- WHAT NEEDS TO BE DONE: Copy all of the material below exactly.

— BEGIN —

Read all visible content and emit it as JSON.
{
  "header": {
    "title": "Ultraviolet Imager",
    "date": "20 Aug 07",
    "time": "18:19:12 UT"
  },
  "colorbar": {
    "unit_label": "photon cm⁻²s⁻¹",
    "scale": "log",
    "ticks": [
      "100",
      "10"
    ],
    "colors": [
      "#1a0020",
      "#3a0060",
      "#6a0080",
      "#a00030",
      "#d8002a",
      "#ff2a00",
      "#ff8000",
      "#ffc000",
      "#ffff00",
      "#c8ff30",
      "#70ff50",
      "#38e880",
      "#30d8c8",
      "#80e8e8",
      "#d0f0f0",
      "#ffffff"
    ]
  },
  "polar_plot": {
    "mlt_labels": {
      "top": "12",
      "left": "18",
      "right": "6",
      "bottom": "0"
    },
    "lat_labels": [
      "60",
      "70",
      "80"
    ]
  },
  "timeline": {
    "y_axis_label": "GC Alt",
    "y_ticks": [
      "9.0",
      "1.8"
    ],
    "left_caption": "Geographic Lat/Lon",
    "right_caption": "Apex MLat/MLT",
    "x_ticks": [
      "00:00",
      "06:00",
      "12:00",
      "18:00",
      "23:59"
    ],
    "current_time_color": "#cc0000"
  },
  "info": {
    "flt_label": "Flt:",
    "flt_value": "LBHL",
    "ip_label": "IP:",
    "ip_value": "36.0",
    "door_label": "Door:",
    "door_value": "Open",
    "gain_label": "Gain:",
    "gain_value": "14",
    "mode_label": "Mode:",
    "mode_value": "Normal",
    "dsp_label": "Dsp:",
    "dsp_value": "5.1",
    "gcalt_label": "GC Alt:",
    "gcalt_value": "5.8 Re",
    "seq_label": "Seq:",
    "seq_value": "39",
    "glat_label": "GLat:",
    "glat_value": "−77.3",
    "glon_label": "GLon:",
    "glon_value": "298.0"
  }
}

— END —

- SOLUTION FOR THIS EXERCISE:
Read all visible content and emit it as JSON.
{
  "header": {
    "title": "Ultraviolet Imager",
    "date": "20 Aug 07",
    "time": "18:19:12 UT"
  },
  "colorbar": {
    "unit_label": "photon cm⁻²s⁻¹",
    "scale": "log",
    "ticks": [
      "100",
      "10"
    ],
    "colors": [
      "#1a0020",
      "#3a0060",
      "#6a0080",
      "#a00030",
      "#d8002a",
      "#ff2a00",
      "#ff8000",
      "#ffc000",
      "#ffff00",
      "#c8ff30",
      "#70ff50",
      "#38e880",
      "#30d8c8",
      "#80e8e8",
      "#d0f0f0",
      "#ffffff"
    ]
  },
  "polar_plot": {
    "mlt_labels": {
      "top": "12",
      "left": "18",
      "right": "6",
      "bottom": "0"
    },
    "lat_labels": [
      "60",
      "70",
      "80"
    ]
  },
  "timeline": {
    "y_axis_label": "GC Alt",
    "y_ticks": [
      "9.0",
      "1.8"
    ],
    "left_caption": "Geographic Lat/Lon",
    "right_caption": "Apex MLat/MLT",
    "x_ticks": [
      "00:00",
      "06:00",
      "12:00",
      "18:00",
      "23:59"
    ],
    "current_time_color": "#cc0000"
  },
  "info": {
    "flt_label": "Flt:",
    "flt_value": "LBHL",
    "ip_label": "IP:",
    "ip_value": "36.0",
    "door_label": "Door:",
    "door_value": "Open",
    "gain_label": "Gain:",
    "gain_value": "14",
    "mode_label": "Mode:",
    "mode_value": "Normal",
    "dsp_label": "Dsp:",
    "dsp_value": "5.1",
    "gcalt_label": "GC Alt:",
    "gcalt_value": "5.8 Re",
    "seq_label": "Seq:",
    "seq_value": "39",
    "glat_label": "GLat:",
    "glat_value": "−77.3",
    "glon_label": "GLon:",
    "glon_value": "298.0"
  }
}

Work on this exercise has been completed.